- WRITTEN PROBLEM
Copy out all the lines in the records that include the word "dati".

- GIVEN ENTRIES
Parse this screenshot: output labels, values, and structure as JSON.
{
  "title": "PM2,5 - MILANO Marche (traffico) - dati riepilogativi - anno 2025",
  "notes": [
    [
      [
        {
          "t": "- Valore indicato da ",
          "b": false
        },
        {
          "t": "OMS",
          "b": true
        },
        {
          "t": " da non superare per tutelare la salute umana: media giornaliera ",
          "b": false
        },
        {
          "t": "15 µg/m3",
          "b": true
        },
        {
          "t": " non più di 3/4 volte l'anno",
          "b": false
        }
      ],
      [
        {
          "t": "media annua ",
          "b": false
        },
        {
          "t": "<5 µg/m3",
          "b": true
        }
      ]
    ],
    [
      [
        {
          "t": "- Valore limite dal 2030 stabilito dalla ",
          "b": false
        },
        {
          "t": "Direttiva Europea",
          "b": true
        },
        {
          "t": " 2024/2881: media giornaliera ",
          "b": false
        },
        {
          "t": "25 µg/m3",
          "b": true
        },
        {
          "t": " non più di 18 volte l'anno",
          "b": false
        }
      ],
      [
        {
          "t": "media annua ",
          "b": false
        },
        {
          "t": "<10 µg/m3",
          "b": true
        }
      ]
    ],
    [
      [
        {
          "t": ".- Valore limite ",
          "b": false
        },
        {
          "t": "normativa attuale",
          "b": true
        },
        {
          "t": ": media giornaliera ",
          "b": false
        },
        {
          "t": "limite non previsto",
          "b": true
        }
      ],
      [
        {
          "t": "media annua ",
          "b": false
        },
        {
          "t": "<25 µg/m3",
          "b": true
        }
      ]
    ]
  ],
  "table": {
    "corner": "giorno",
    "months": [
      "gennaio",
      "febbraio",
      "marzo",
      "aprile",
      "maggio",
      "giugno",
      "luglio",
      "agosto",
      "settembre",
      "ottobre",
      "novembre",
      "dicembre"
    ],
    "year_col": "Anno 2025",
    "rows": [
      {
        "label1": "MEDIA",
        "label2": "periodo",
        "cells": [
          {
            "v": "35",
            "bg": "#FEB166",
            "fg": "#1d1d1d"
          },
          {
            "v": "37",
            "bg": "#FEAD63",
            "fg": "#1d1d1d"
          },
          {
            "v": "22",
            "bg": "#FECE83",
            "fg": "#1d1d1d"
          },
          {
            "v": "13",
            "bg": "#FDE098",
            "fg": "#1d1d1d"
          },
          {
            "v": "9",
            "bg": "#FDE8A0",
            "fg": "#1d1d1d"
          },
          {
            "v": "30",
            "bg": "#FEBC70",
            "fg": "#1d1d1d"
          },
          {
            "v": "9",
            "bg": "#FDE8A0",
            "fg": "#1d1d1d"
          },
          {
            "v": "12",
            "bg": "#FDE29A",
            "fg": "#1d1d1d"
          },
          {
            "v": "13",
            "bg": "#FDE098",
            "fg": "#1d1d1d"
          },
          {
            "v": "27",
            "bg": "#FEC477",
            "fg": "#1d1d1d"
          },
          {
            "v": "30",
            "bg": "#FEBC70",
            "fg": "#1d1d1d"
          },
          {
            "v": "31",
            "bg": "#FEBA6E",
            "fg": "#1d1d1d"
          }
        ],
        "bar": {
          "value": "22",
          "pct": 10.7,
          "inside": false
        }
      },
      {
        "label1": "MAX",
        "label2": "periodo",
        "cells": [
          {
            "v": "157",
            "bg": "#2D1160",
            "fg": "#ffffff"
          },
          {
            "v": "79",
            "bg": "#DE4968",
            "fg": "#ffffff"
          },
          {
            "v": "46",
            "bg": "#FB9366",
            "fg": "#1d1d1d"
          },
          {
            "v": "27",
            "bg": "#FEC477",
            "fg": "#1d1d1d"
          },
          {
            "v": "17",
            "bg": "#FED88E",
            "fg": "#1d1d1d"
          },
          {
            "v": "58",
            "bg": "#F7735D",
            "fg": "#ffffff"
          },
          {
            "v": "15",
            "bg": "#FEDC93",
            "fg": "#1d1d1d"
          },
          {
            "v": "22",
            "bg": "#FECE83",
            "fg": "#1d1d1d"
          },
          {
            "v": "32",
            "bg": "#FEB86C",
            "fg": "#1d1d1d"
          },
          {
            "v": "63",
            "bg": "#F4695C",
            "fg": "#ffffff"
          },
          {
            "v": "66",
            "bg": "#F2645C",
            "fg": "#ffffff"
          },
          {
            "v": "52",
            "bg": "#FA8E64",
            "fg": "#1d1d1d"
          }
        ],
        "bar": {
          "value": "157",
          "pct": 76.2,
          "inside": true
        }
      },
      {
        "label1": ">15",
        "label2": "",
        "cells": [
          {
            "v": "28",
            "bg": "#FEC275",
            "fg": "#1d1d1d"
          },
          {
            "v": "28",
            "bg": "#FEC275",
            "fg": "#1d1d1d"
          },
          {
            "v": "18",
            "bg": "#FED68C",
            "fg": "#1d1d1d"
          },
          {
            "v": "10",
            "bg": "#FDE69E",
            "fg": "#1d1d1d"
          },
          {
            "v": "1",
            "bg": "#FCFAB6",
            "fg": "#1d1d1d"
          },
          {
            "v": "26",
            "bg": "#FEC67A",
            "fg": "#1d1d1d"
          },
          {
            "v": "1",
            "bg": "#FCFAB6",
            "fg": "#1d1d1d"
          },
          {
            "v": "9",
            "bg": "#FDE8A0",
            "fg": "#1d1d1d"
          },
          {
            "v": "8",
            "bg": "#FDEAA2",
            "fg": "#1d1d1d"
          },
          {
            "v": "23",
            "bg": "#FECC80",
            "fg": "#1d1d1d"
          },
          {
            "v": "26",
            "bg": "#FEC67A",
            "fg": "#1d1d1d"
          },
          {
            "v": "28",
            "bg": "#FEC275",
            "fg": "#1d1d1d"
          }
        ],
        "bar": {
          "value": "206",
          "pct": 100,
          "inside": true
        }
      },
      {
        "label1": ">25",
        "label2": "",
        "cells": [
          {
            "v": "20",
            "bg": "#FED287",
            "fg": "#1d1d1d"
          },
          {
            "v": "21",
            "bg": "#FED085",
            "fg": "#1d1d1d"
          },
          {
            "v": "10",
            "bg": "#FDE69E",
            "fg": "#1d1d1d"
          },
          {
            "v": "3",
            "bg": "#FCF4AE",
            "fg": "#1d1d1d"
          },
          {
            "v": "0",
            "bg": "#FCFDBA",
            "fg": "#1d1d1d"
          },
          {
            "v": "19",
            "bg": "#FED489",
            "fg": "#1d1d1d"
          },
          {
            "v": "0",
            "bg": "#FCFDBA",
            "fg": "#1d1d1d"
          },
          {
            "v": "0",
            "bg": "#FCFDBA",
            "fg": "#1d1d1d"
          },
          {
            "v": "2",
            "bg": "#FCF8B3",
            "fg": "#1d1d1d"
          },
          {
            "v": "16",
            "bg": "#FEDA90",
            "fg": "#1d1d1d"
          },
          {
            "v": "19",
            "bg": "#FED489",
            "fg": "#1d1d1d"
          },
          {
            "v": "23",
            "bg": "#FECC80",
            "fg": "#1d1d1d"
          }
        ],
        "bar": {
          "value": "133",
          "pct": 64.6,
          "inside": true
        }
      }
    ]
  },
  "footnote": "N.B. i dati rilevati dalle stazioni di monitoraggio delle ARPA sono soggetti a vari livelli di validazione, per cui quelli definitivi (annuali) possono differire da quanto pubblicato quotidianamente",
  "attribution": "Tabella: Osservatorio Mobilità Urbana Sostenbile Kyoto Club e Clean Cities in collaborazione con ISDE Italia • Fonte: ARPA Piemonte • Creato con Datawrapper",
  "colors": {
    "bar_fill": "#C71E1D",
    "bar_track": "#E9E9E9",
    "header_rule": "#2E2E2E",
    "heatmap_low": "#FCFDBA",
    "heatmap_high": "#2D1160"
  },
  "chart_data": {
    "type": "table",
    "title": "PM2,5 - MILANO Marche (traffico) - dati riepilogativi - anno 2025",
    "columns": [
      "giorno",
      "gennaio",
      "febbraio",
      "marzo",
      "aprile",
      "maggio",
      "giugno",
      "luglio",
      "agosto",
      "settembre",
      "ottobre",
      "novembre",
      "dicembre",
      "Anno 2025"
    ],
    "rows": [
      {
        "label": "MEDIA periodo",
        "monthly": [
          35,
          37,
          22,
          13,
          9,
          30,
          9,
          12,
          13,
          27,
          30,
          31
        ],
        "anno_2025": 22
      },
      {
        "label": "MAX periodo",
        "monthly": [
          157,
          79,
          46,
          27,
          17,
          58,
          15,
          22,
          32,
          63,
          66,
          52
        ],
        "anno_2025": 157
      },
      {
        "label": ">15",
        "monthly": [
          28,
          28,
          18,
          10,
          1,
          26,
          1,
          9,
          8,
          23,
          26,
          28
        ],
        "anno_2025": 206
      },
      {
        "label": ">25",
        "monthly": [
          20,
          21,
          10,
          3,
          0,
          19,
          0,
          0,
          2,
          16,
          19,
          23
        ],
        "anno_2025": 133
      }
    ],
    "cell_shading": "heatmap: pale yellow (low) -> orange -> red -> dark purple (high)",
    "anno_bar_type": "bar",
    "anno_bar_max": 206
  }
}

- TASK OUTPUT
  "title": "PM2,5 - MILANO Marche (traffico) - dati riepilogativi - anno 2025",
  "footnote": "N.B. i dati rilevati dalle stazioni di monitoraggio delle ARPA sono soggetti a vari livelli di validazione, per cui quelli definitivi (annuali) possono differire da quanto pubblicato quotidianamente",
    "title": "PM2,5 - MILANO Marche (traffico) - dati riepilogativi - anno 2025",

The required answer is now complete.